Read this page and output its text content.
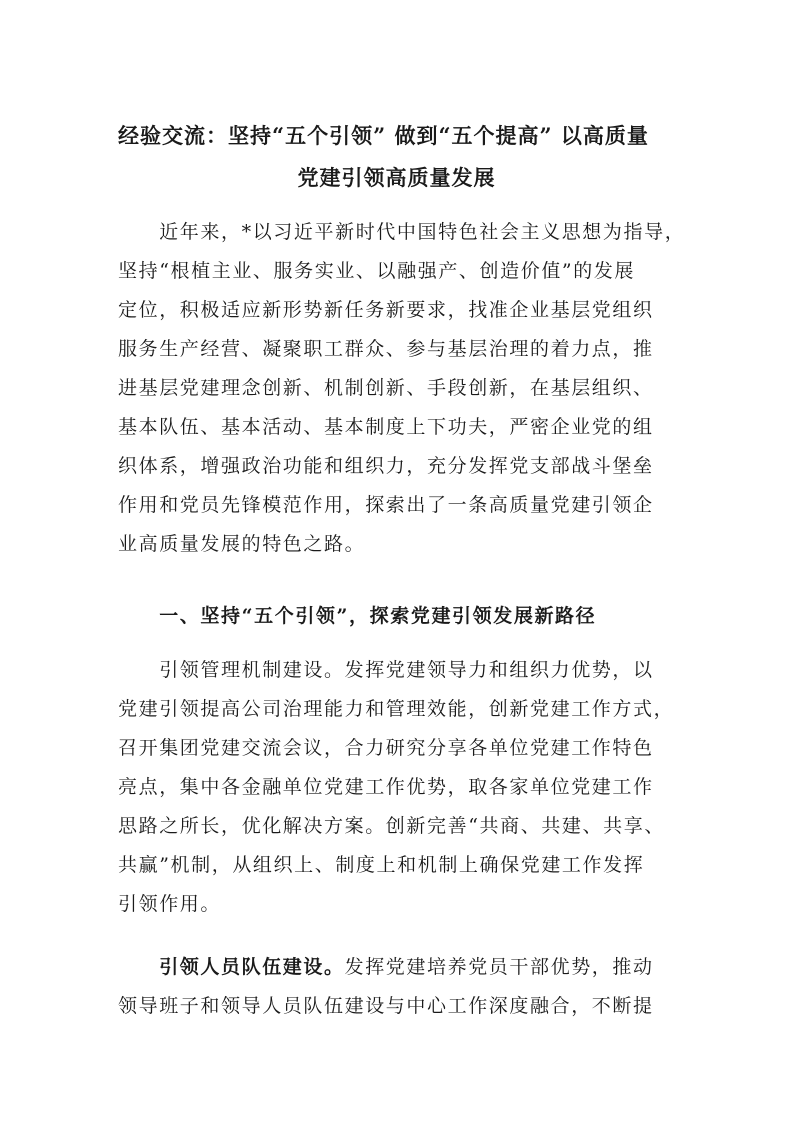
经验交流：坚持“五个引领” 做到“五个提高” 以高质量
党建引领高质量发展
　　近年来，*以习近平新时代中国特色社会主义思想为指导，
坚持“根植主业、服务实业、以融强产、创造价值”的发展
定位，积极适应新形势新任务新要求，找准企业基层党组织
服务生产经营、凝聚职工群众、参与基层治理的着力点，推
进基层党建理念创新、机制创新、手段创新，在基层组织、
基本队伍、基本活动、基本制度上下功夫，严密企业党的组
织体系，增强政治功能和组织力，充分发挥党支部战斗堡垒
作用和党员先锋模范作用，探索出了一条高质量党建引领企
业高质量发展的特色之路。
　　一、坚持“五个引领”，探索党建引领发展新路径
　　引领管理机制建设。发挥党建领导力和组织力优势，以
党建引领提高公司治理能力和管理效能，创新党建工作方式，
召开集团党建交流会议，合力研究分享各单位党建工作特色
亮点，集中各金融单位党建工作优势，取各家单位党建工作
思路之所长，优化解决方案。创新完善“共商、共建、共享、
共赢”机制，从组织上、制度上和机制上确保党建工作发挥
引领作用。
　　引领人员队伍建设。发挥党建培养党员干部优势，推动
领导班子和领导人员队伍建设与中心工作深度融合，不断提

══════

Task:
Looking at the entries above, state how many lines contain "五个引领"; give the number alone.

Output below:
2